** Start of DATASET EXCERPTS **
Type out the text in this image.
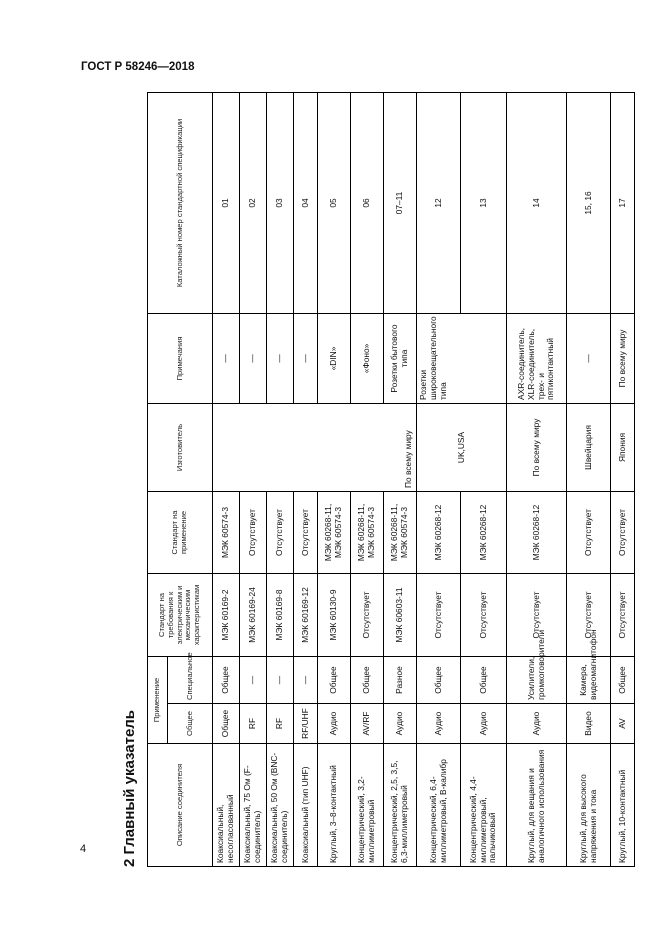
ГОСТ Р 58246—2018
4	2 Главный указатель	Описание соединителя	Применение		Стандарт на требования к электрическим и механическим характеристикам	Стандарт на применение	Изготовитель	Примечания	Каталожный номер стандартной спецификации
	Общее	Специальное					
Коаксиальный, несогласованный	Общее	Общее	МЭК 60169-2	МЭК 60574-3	По всему миру	—	01
Коаксиальный, 75 Ом (F-соединитель)	RF	—	МЭК 60169-24	Отсутствует		—	02
Коаксиальный, 50 Ом (BNC-соединитель)	RF	—	МЭК 60169-8	Отсутствует		—	03
Коаксиальный (тип UHF)	RF/UHF	—	МЭК 60169-12	Отсутствует		—	04
Круглый, 3–8-контактный	Аудио	Общее	МЭК 60130-9	МЭК 60268-11, МЭК 60574-3		«DIN»	05
Концентрический, 3,2-миллиметровый	AV/RF	Общее	Отсутствует	МЭК 60268-11, МЭК 60574-3		«Фоно»	06
Концентрический, 2,5, 3,5, 6,3-миллиметровый	Аудио	Разное	МЭК 60603-11	МЭК 60268-11, МЭК 60574-3		Розетки бытового типа	07–11
Концентрический, 6,4-миллиметровый, B-калибр	Аудио	Общее	Отсутствует	МЭК 60268-12	UK,USA	Розетки широковещательного типа	12
Концентрический, 4,4-миллиметровый, пальчиковый	Аудио	Общее	Отсутствует	МЭК 60268-12			13
Круглый, для вещания и аналогичного использования	Аудио	Усилители, громкоговорители	Отсутствует	МЭК 60268-12	По всему миру	AXR-соединитель, XLR-соединитель, трех- и пятиконтактный	14
Круглый, для высокого напряжения и тока	Видео	Камера, видеомагнитофон	Отсутствует	Отсутствует	Швейцария	—	15, 16
Круглый, 10-контактный	AV	Общее	Отсутствует	Отсутствует	Япония	По всему миру	17
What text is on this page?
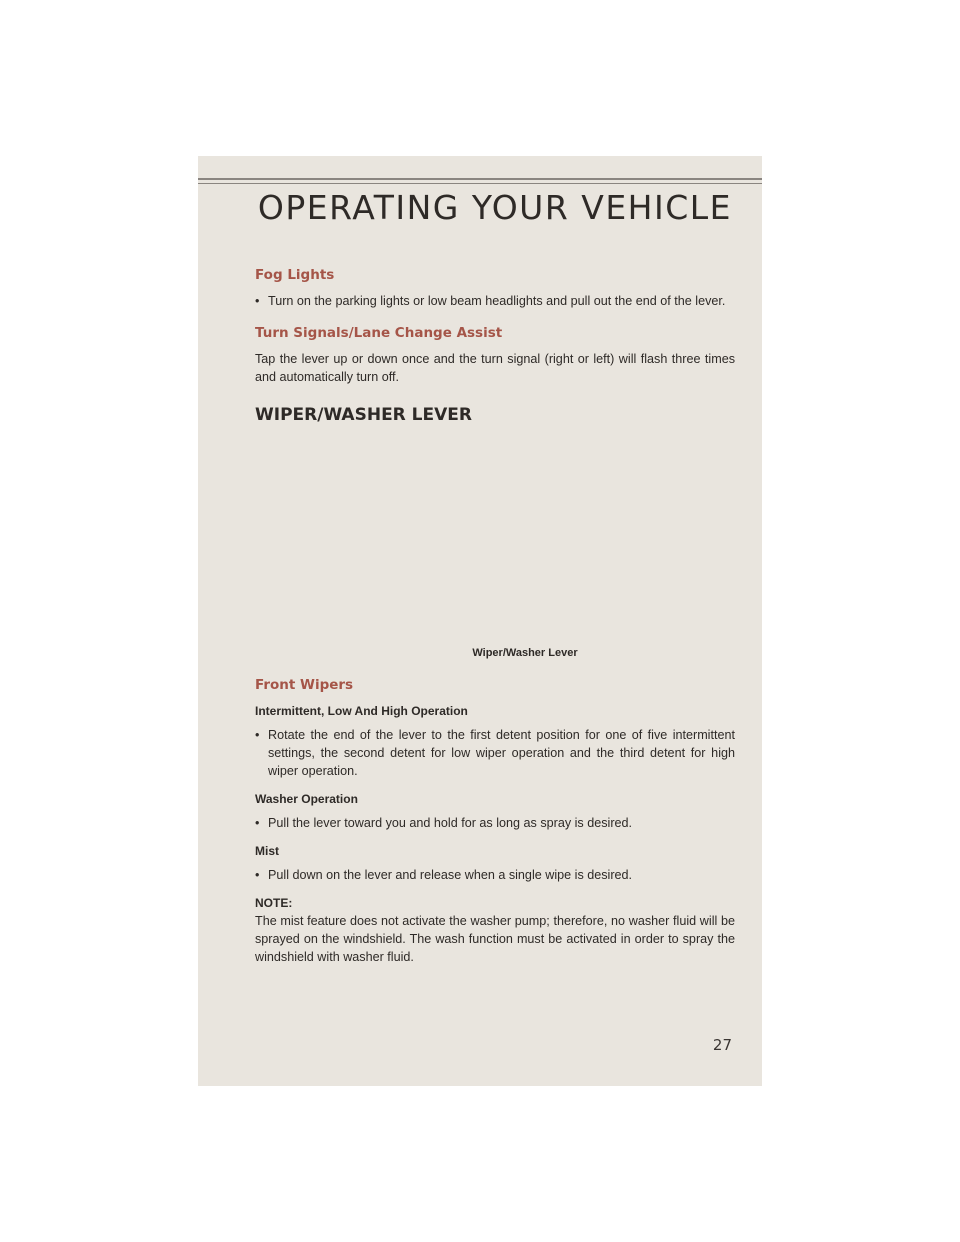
OPERATING YOUR VEHICLE
Fog Lights

• Turn on the parking lights or low beam headlights and pull out the end of the lever.

Turn Signals/Lane Change Assist

Tap the lever up or down once and the turn signal (right or left) will flash three times and automatically turn off.

WIPER/WASHER LEVER

Wiper/Washer Lever

Front Wipers

Intermittent, Low And High Operation

• Rotate the end of the lever to the first detent position for one of five intermittent settings, the second detent for low wiper operation and the third detent for high wiper operation.

Washer Operation

• Pull the lever toward you and hold for as long as spray is desired.

Mist

• Pull down on the lever and release when a single wipe is desired.

NOTE:

The mist feature does not activate the washer pump; therefore, no washer fluid will be sprayed on the windshield. The wash function must be activated in order to spray the windshield with washer fluid.

27
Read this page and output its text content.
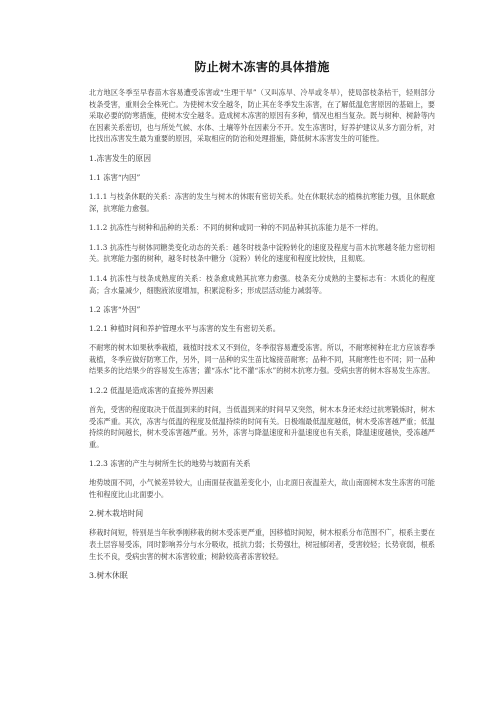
防止树木冻害的具体措施

北方地区冬季至早春苗木容易遭受冻害或“生理干旱”（又叫冻旱、冷旱或冬旱），使局部枝条枯干，轻则部分枝条受害，重则会全株死亡。为使树木安全越冬，防止其在冬季发生冻害，在了解低温危害原因的基础上，要采取必要的防寒措施，使树木安全越冬。造成树木冻害的原因有多种，情况也相当复杂。既与树种、树龄等内在因素关系密切，也与所处气候、水体、土壤等外在因素分不开。发生冻害时，好养护建议从多方面分析，对比找出冻害发生最为重要的原因，采取相应的防治和处理措施，降低树木冻害发生的可能性。

1.冻害发生的原因

1.1 冻害“内因”

1.1.1 与枝条休眠的关系：冻害的发生与树木的休眠有密切关系。处在休眠状态的植株抗寒能力强，且休眠愈深，抗寒能力愈强。

1.1.2 抗冻性与树种和品种的关系：不同的树种或同一种的不同品种其抗冻能力是不一样的。

1.1.3 抗冻性与树体同糖类变化动态的关系：越冬时枝条中淀粉转化的速度及程度与苗木抗寒越冬能力密切相关。抗寒能力强的树种，越冬时枝条中糖分（淀粉）转化的速度和程度比较快，且彻底。

1.1.4 抗冻性与枝条成熟度的关系：枝条愈成熟其抗寒力愈强。枝条充分成熟的主要标志有：木质化的程度高；含水量减少，细胞液浓度增加，积累淀粉多；形成层活动能力减弱等。

1.2 冻害“外因”

1.2.1 种植时间和养护管理水平与冻害的发生有密切关系。

不耐寒的树木如果秋季栽植，栽植时技术又不到位，冬季很容易遭受冻害。所以，不耐寒树种在北方应该春季栽植，冬季应做好防寒工作，另外，同一品种的实生苗比嫁接苗耐寒；品种不同，其耐寒性也不同；同一品种结果多的比结果少的容易发生冻害；灌“冻水”比不灌“冻水”的树木抗寒力强。受病虫害的树木容易发生冻害。

1.2.2 低温是造成冻害的直接外界因素

首先，受害的程度取决于低温到来的时间，当低温到来的时间早又突然，树木本身还未经过抗寒锻炼时，树木受冻严重。其次，冻害与低温的程度及低温持续的时间有关。日极端最低温度越低，树木受冻害越严重；低温持续的时间越长，树木受冻害越严重。另外，冻害与降温速度和升温速度也有关系，降温速度越快，受冻越严重。

1.2.3 冻害的产生与树所生长的地势与坡面有关系

地势坡面不同，小气候差异较大，山南面昼夜温差变化小，山北面日夜温差大，故山南面树木发生冻害的可能性和程度比山北面要小。

2.树木栽培时间

移栽时间短，特别是当年秋季刚移栽的树木受冻更严重，因移植时间短，树木根系分布范围不广，根系主要在表土层容易受冻，同时影响养分与水分吸收，抵抗力弱；长势强壮，树冠郁闭者，受害较轻；长势衰弱，根系生长不良，受病虫害的树木冻害较重；树龄较高者冻害较轻。

3.树木休眠
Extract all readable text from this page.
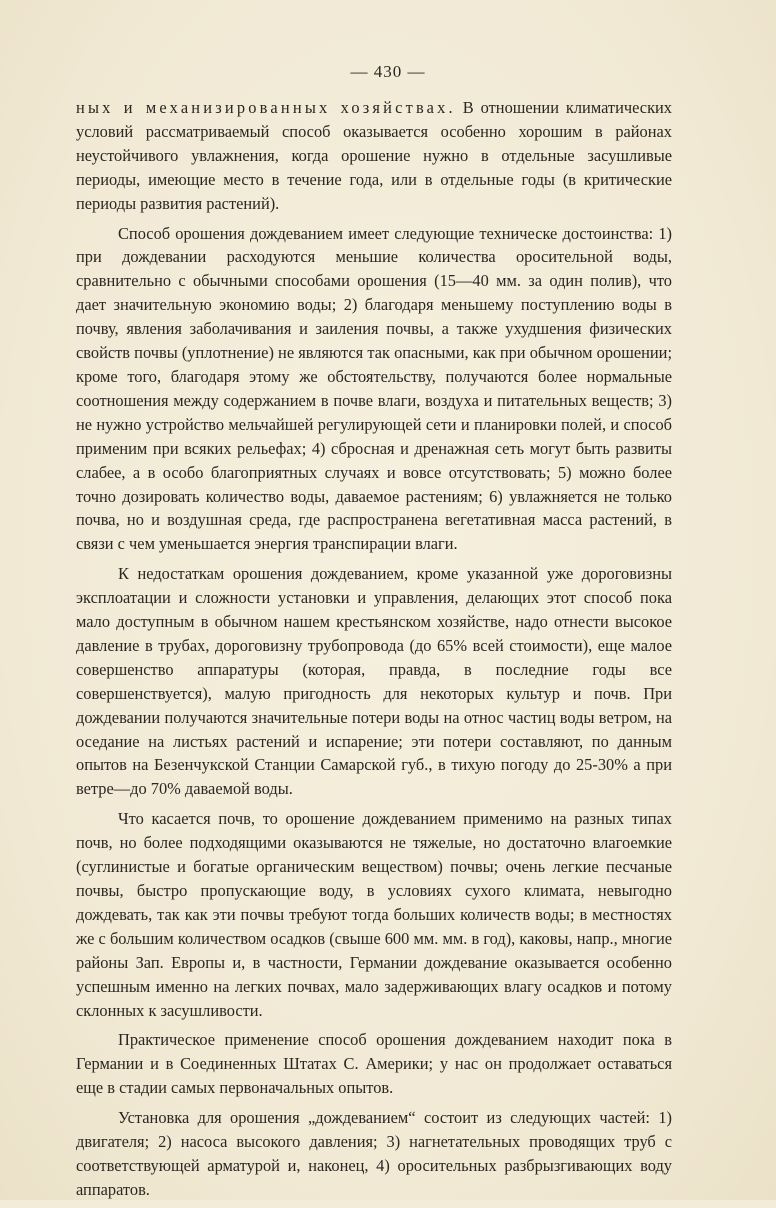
— 430 —

ных и механизированных хозяйствах. В отношении климатических условий рассматриваемый способ оказывается особенно хорошим в районах неустойчивого увлажнения, когда орошение нужно в отдельные засушливые периоды, имеющие место в течение года, или в отдельные годы (в критические периоды развития растений).

Способ орошения дождеванием имеет следующие техническе достоинства: 1) при дождевании расходуются меньшие количества оросительной воды, сравнительно с обычными способами орошения (15—40 мм. за один полив), что дает значительную экономию воды; 2) благодаря меньшему поступлению воды в почву, явления заболачивания и заиления почвы, а также ухудшения физических свойств почвы (уплотнение) не являются так опасными, как при обычном орошении; кроме того, благодаря этому же обстоятельству, получаются более нормальные соотношения между содержанием в почве влаги, воздуха и питательных веществ; 3) не нужно устройство мельчайшей регулирующей сети и планировки полей, и способ применим при всяких рельефах; 4) сбросная и дренажная сеть могут быть развиты слабее, а в особо благоприятных случаях и вовсе отсутствовать; 5) можно более точно дозировать количество воды, даваемое растениям; 6) увлажняется не только почва, но и воздушная среда, где распространена вегетативная масса растений, в связи с чем уменьшается энергия транспирации влаги.

К недостаткам орошения дождеванием, кроме указанной уже дороговизны эксплоатации и сложности установки и управления, делающих этот способ пока мало доступным в обычном нашем крестьянском хозяйстве, надо отнести высокое давление в трубах, дороговизну трубопровода (до 65% всей стоимости), еще малое совершенство аппаратуры (которая, правда, в последние годы все совершенствуется), малую пригодность для некоторых культур и почв. При дождевании получаются значительные потери воды на относ частиц воды ветром, на оседание на листьях растений и испарение; эти потери составляют, по данным опытов на Безенчукской Станции Самарской губ., в тихую погоду до 25-30% а при ветре—до 70% даваемой воды.

Что касается почв, то орошение дождеванием применимо на разных типах почв, но более подходящими оказываются не тяжелые, но достаточно влагоемкие (суглинистые и богатые органическим веществом) почвы; очень легкие песчаные почвы, быстро пропускающие воду, в условиях сухого климата, невыгодно дождевать, так как эти почвы требуют тогда больших количеств воды; в местностях же с большим количеством осадков (свыше 600 мм. мм. в год), каковы, напр., многие районы Зап. Европы и, в частности, Германии дождевание оказывается особенно успешным именно на легких почвах, мало задерживающих влагу осадков и потому склонных к засушливости.

Практическое применение способ орошения дождеванием находит пока в Германии и в Соединенных Штатах С. Америки; у нас он продолжает оставаться еще в стадии самых первоначальных опытов.

Установка для орошения „дождеванием“ состоит из следующих частей: 1) двигателя; 2) насоса высокого давления; 3) нагнетательных проводящих труб с соответствующей арматурой и, наконец, 4) оросительных разбрызгивающих воду аппаратов.
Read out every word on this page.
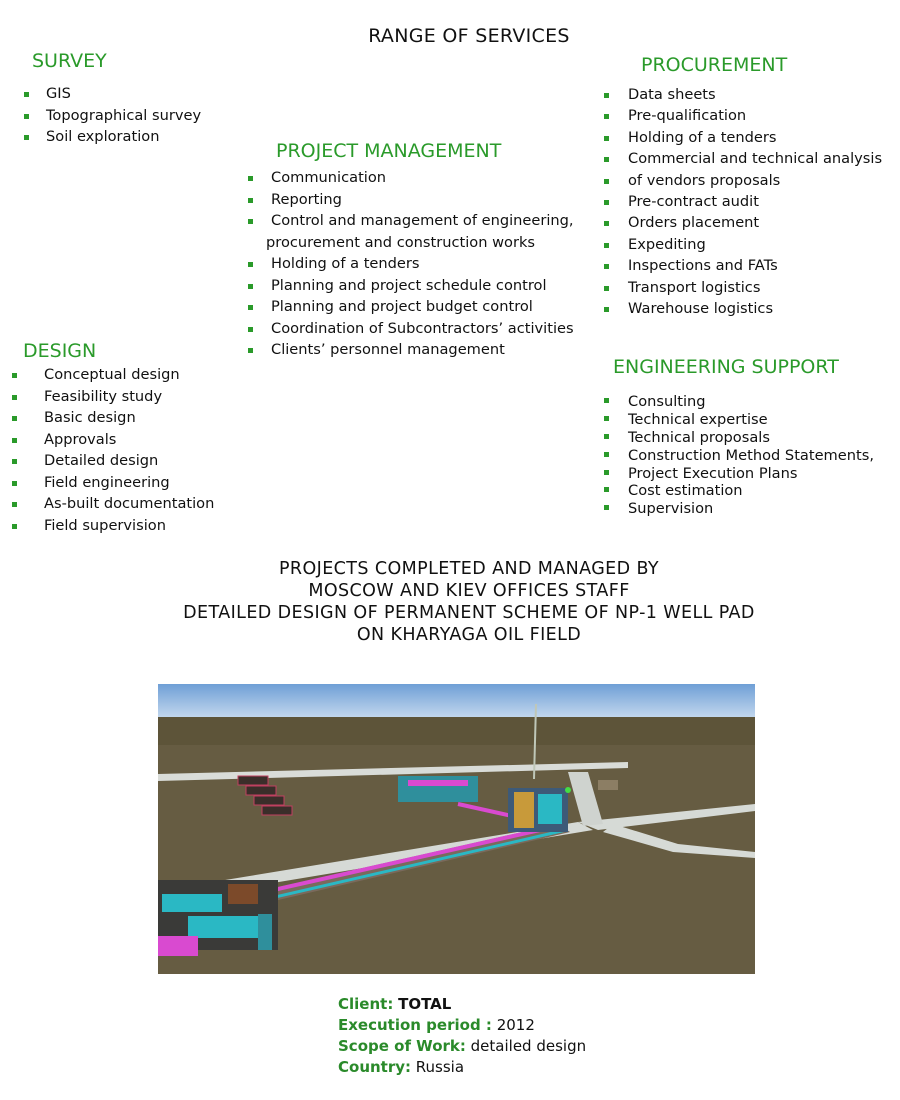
RANGE OF SERVICES
SURVEY
GIS
Topographical survey
Soil exploration
PROJECT MANAGEMENT
Communication
Reporting
Control and management of engineering,
procurement and construction works
Holding of a tenders
Planning and project schedule control
Planning and project budget control
Coordination of Subcontractors’ activities
Clients’ personnel management
PROCUREMENT
Data sheets
Pre-qualification
Holding of a tenders
Commercial and technical analysis
of vendors proposals
Pre-contract audit
Orders placement
Expediting
Inspections and FATs
Transport logistics
Warehouse logistics
DESIGN
Conceptual design
Feasibility study
Basic design
Approvals
Detailed design
Field engineering
As-built documentation
Field supervision
ENGINEERING SUPPORT
Consulting
Technical expertise
Technical proposals
Construction Method Statements,
Project Execution Plans
Cost estimation
Supervision
PROJECTS COMPLETED AND MANAGED BY
MOSCOW AND KIEV OFFICES STAFF
DETAILED DESIGN OF PERMANENT SCHEME OF NP-1 WELL PAD
ON KHARYAGA OIL FIELD
Client: TOTAL
Execution period : 2012
Scope of Work: detailed design
Country: Russia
** End of DATASET EXCERPTS **
- [YOUR OBJECTIVE] Take every line containing the word "proposals" and copy it.

- [FULL ANSWER]
of vendors proposals
Technical proposals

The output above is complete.